TASK REQUIREMENTS » Copy the data precisely, keeping every character.

GIVEN RECORDS »

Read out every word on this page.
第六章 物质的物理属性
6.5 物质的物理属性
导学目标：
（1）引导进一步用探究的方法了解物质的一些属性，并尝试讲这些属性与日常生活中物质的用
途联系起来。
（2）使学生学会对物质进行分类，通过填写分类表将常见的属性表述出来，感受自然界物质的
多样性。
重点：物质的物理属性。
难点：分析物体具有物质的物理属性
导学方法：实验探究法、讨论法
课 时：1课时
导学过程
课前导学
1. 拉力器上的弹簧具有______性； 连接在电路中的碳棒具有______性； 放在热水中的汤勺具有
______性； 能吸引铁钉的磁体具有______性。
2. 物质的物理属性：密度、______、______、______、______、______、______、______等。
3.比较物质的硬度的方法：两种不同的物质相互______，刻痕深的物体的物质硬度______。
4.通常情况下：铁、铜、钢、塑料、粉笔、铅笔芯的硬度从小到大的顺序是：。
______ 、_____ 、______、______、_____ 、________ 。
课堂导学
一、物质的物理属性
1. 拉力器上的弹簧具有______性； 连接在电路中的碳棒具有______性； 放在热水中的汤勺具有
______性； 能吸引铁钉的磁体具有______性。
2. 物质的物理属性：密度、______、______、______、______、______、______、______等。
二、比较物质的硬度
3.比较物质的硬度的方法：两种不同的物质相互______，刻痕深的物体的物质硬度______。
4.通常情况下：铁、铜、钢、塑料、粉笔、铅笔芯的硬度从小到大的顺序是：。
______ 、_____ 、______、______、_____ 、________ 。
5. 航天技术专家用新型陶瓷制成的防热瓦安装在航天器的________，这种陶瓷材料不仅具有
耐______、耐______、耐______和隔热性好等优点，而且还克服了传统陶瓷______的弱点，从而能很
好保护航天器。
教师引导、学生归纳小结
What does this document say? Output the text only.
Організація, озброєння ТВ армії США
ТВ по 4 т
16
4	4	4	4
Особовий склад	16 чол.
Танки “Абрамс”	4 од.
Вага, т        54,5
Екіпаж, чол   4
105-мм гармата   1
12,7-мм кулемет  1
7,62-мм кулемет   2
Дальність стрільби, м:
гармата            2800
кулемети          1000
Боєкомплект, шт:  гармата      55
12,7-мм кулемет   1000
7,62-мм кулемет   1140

TASK RESULT »
Read out every word on this page.
第六章 物质的物理属性
6.5 物质的物理属性
导学目标：
（1）引导进一步用探究的方法了解物质的一些属性，并尝试讲这些属性与日常生活中物质的用
途联系起来。
（2）使学生学会对物质进行分类，通过填写分类表将常见的属性表述出来，感受自然界物质的
多样性。
重点：物质的物理属性。
难点：分析物体具有物质的物理属性
导学方法：实验探究法、讨论法
课 时：1课时
导学过程
课前导学
1. 拉力器上的弹簧具有______性； 连接在电路中的碳棒具有______性； 放在热水中的汤勺具有
______性； 能吸引铁钉的磁体具有______性。
2. 物质的物理属性：密度、______、______、______、______、______、______、______等。
3.比较物质的硬度的方法：两种不同的物质相互______，刻痕深的物体的物质硬度______。
4.通常情况下：铁、铜、钢、塑料、粉笔、铅笔芯的硬度从小到大的顺序是：。
______ 、_____ 、______、______、_____ 、________ 。
课堂导学
一、物质的物理属性
1. 拉力器上的弹簧具有______性； 连接在电路中的碳棒具有______性； 放在热水中的汤勺具有
______性； 能吸引铁钉的磁体具有______性。
2. 物质的物理属性：密度、______、______、______、______、______、______、______等。
二、比较物质的硬度
3.比较物质的硬度的方法：两种不同的物质相互______，刻痕深的物体的物质硬度______。
4.通常情况下：铁、铜、钢、塑料、粉笔、铅笔芯的硬度从小到大的顺序是：。
______ 、_____ 、______、______、_____ 、________ 。
5. 航天技术专家用新型陶瓷制成的防热瓦安装在航天器的________，这种陶瓷材料不仅具有
耐______、耐______、耐______和隔热性好等优点，而且还克服了传统陶瓷______的弱点，从而能很
好保护航天器。
教师引导、学生归纳小结
What does this document say? Output the text only.
Організація, озброєння ТВ армії США
ТВ по 4 т
16
4	4	4	4
Особовий склад	16 чол.
Танки “Абрамс”	4 од.
Вага, т        54,5
Екіпаж, чол   4
105-мм гармата   1
12,7-мм кулемет  1
7,62-мм кулемет   2
Дальність стрільби, м:
гармата            2800
кулемети          1000
Боєкомплект, шт:  гармата      55
12,7-мм кулемет   1000
7,62-мм кулемет   1140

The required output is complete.